RECORDS SUPPLIED:
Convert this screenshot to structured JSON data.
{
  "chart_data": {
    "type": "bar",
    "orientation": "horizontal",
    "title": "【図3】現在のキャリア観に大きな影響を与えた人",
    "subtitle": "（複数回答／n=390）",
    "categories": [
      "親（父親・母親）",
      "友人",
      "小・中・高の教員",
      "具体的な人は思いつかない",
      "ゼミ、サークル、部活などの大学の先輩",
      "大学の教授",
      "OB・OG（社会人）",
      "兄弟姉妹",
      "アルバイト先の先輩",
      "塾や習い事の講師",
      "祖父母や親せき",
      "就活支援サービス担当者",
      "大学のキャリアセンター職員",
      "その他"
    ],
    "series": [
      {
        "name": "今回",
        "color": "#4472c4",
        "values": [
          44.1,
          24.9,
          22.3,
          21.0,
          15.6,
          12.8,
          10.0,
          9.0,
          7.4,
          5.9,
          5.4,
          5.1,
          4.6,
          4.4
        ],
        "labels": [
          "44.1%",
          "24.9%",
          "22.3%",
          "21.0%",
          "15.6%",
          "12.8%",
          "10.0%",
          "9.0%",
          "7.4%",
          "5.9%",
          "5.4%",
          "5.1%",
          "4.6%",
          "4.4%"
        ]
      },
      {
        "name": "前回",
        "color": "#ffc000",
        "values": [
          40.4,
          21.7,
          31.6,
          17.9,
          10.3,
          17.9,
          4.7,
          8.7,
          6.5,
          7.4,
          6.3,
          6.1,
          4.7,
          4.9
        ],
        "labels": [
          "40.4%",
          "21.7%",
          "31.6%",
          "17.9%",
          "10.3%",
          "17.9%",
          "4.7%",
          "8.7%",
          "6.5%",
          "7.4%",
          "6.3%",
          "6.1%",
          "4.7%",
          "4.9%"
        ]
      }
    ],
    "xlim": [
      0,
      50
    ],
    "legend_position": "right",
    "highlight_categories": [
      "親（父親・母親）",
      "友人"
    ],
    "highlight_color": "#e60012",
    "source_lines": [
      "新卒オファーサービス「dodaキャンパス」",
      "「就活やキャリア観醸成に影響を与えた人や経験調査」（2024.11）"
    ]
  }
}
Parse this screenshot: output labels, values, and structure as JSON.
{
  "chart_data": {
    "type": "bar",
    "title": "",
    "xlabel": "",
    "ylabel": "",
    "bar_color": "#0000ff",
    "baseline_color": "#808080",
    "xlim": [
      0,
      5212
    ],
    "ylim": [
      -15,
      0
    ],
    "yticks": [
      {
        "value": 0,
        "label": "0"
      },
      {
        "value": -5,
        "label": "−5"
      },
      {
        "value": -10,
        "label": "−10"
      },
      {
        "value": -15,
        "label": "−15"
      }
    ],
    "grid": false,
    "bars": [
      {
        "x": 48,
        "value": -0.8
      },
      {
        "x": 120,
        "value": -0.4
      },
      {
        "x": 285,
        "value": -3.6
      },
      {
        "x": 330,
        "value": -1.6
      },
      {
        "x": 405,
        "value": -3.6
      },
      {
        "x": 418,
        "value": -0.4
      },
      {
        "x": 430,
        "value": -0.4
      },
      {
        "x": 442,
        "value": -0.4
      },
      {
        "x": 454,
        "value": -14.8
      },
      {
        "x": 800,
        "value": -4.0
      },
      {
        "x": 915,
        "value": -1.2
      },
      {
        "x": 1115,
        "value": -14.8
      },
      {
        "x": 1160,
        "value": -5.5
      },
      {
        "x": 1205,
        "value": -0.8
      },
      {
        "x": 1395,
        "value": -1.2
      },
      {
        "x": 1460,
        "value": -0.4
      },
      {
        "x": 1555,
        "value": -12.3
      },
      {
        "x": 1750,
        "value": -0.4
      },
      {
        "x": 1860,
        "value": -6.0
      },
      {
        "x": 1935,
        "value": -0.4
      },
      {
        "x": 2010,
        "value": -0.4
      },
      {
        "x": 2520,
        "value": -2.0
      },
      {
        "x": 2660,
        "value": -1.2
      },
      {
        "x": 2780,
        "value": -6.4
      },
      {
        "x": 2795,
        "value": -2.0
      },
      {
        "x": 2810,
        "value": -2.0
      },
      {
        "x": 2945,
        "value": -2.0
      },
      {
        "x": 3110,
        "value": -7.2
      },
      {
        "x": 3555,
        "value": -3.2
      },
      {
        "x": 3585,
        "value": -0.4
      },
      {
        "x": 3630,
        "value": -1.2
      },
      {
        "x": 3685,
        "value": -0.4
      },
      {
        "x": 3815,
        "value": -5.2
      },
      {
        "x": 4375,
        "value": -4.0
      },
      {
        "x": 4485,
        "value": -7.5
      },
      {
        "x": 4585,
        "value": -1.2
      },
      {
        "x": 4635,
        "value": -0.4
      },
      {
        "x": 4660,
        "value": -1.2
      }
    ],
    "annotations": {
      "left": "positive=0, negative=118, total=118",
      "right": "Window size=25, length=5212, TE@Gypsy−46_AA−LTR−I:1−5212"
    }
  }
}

PROBLEM DETAILS: Output the listing above word for word.

RESULT OF THE EXERCISE:
Convert this screenshot to structured JSON data.
{
  "chart_data": {
    "type": "bar",
    "orientation": "horizontal",
    "title": "【図3】現在のキャリア観に大きな影響を与えた人",
    "subtitle": "（複数回答／n=390）",
    "categories": [
      "親（父親・母親）",
      "友人",
      "小・中・高の教員",
      "具体的な人は思いつかない",
      "ゼミ、サークル、部活などの大学の先輩",
      "大学の教授",
      "OB・OG（社会人）",
      "兄弟姉妹",
      "アルバイト先の先輩",
      "塾や習い事の講師",
      "祖父母や親せき",
      "就活支援サービス担当者",
      "大学のキャリアセンター職員",
      "その他"
    ],
    "series": [
      {
        "name": "今回",
        "color": "#4472c4",
        "values": [
          44.1,
          24.9,
          22.3,
          21.0,
          15.6,
          12.8,
          10.0,
          9.0,
          7.4,
          5.9,
          5.4,
          5.1,
          4.6,
          4.4
        ],
        "labels": [
          "44.1%",
          "24.9%",
          "22.3%",
          "21.0%",
          "15.6%",
          "12.8%",
          "10.0%",
          "9.0%",
          "7.4%",
          "5.9%",
          "5.4%",
          "5.1%",
          "4.6%",
          "4.4%"
        ]
      },
      {
        "name": "前回",
        "color": "#ffc000",
        "values": [
          40.4,
          21.7,
          31.6,
          17.9,
          10.3,
          17.9,
          4.7,
          8.7,
          6.5,
          7.4,
          6.3,
          6.1,
          4.7,
          4.9
        ],
        "labels": [
          "40.4%",
          "21.7%",
          "31.6%",
          "17.9%",
          "10.3%",
          "17.9%",
          "4.7%",
          "8.7%",
          "6.5%",
          "7.4%",
          "6.3%",
          "6.1%",
          "4.7%",
          "4.9%"
        ]
      }
    ],
    "xlim": [
      0,
      50
    ],
    "legend_position": "right",
    "highlight_categories": [
      "親（父親・母親）",
      "友人"
    ],
    "highlight_color": "#e60012",
    "source_lines": [
      "新卒オファーサービス「dodaキャンパス」",
      "「就活やキャリア観醸成に影響を与えた人や経験調査」（2024.11）"
    ]
  }
}
Parse this screenshot: output labels, values, and structure as JSON.
{
  "chart_data": {
    "type": "bar",
    "title": "",
    "xlabel": "",
    "ylabel": "",
    "bar_color": "#0000ff",
    "baseline_color": "#808080",
    "xlim": [
      0,
      5212
    ],
    "ylim": [
      -15,
      0
    ],
    "yticks": [
      {
        "value": 0,
        "label": "0"
      },
      {
        "value": -5,
        "label": "−5"
      },
      {
        "value": -10,
        "label": "−10"
      },
      {
        "value": -15,
        "label": "−15"
      }
    ],
    "grid": false,
    "bars": [
      {
        "x": 48,
        "value": -0.8
      },
      {
        "x": 120,
        "value": -0.4
      },
      {
        "x": 285,
        "value": -3.6
      },
      {
        "x": 330,
        "value": -1.6
      },
      {
        "x": 405,
        "value": -3.6
      },
      {
        "x": 418,
        "value": -0.4
      },
      {
        "x": 430,
        "value": -0.4
      },
      {
        "x": 442,
        "value": -0.4
      },
      {
        "x": 454,
        "value": -14.8
      },
      {
        "x": 800,
        "value": -4.0
      },
      {
        "x": 915,
        "value": -1.2
      },
      {
        "x": 1115,
        "value": -14.8
      },
      {
        "x": 1160,
        "value": -5.5
      },
      {
        "x": 1205,
        "value": -0.8
      },
      {
        "x": 1395,
        "value": -1.2
      },
      {
        "x": 1460,
        "value": -0.4
      },
      {
        "x": 1555,
        "value": -12.3
      },
      {
        "x": 1750,
        "value": -0.4
      },
      {
        "x": 1860,
        "value": -6.0
      },
      {
        "x": 1935,
        "value": -0.4
      },
      {
        "x": 2010,
        "value": -0.4
      },
      {
        "x": 2520,
        "value": -2.0
      },
      {
        "x": 2660,
        "value": -1.2
      },
      {
        "x": 2780,
        "value": -6.4
      },
      {
        "x": 2795,
        "value": -2.0
      },
      {
        "x": 2810,
        "value": -2.0
      },
      {
        "x": 2945,
        "value": -2.0
      },
      {
        "x": 3110,
        "value": -7.2
      },
      {
        "x": 3555,
        "value": -3.2
      },
      {
        "x": 3585,
        "value": -0.4
      },
      {
        "x": 3630,
        "value": -1.2
      },
      {
        "x": 3685,
        "value": -0.4
      },
      {
        "x": 3815,
        "value": -5.2
      },
      {
        "x": 4375,
        "value": -4.0
      },
      {
        "x": 4485,
        "value": -7.5
      },
      {
        "x": 4585,
        "value": -1.2
      },
      {
        "x": 4635,
        "value": -0.4
      },
      {
        "x": 4660,
        "value": -1.2
      }
    ],
    "annotations": {
      "left": "positive=0, negative=118, total=118",
      "right": "Window size=25, length=5212, TE@Gypsy−46_AA−LTR−I:1−5212"
    }
  }
}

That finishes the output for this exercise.